[Collected data entries]
----

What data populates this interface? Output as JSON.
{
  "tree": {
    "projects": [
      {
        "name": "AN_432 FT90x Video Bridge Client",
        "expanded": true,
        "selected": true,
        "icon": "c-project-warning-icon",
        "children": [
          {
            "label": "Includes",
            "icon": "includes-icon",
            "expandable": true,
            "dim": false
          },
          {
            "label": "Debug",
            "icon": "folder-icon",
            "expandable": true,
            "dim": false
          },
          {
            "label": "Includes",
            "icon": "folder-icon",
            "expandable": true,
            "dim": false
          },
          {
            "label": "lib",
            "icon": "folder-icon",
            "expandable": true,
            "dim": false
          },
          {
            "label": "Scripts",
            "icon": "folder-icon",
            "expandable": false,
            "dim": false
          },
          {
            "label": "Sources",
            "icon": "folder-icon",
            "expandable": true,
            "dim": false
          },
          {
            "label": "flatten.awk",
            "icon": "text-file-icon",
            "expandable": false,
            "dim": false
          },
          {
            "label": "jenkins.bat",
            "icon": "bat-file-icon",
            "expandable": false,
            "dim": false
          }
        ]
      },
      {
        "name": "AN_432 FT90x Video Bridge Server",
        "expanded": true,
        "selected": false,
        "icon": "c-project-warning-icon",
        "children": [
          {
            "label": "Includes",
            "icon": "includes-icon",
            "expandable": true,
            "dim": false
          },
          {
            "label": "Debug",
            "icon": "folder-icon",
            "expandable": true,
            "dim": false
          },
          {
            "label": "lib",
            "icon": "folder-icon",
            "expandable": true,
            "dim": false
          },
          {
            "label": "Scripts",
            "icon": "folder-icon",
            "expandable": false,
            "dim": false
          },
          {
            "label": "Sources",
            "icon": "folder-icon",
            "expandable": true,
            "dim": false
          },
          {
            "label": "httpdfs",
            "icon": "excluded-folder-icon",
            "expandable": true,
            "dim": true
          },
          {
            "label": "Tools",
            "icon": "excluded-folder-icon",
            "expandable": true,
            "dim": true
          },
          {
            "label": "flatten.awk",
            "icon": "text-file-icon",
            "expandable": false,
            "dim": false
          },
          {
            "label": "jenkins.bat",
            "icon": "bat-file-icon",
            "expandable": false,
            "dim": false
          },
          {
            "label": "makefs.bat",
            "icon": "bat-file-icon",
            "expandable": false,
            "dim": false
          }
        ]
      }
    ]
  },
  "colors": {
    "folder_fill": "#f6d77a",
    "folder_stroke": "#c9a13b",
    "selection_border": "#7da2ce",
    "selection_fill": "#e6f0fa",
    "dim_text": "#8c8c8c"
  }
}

----

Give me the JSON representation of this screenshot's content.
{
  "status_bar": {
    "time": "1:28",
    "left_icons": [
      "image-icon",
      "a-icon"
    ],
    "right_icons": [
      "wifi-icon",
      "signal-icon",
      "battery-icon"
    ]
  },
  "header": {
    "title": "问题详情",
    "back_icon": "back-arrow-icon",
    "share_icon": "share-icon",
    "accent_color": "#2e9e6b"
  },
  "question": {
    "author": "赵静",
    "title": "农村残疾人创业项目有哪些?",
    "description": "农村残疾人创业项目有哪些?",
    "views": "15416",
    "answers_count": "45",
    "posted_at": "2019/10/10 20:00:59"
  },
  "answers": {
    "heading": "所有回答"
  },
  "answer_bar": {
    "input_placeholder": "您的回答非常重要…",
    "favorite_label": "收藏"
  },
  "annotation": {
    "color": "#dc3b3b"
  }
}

----

§ What the exercise asks: Copy out every line of the listing that contains the string "Video".

§ Task output:
        "name": "AN_432 FT90x Video Bridge Client",
        "name": "AN_432 FT90x Video Bridge Server",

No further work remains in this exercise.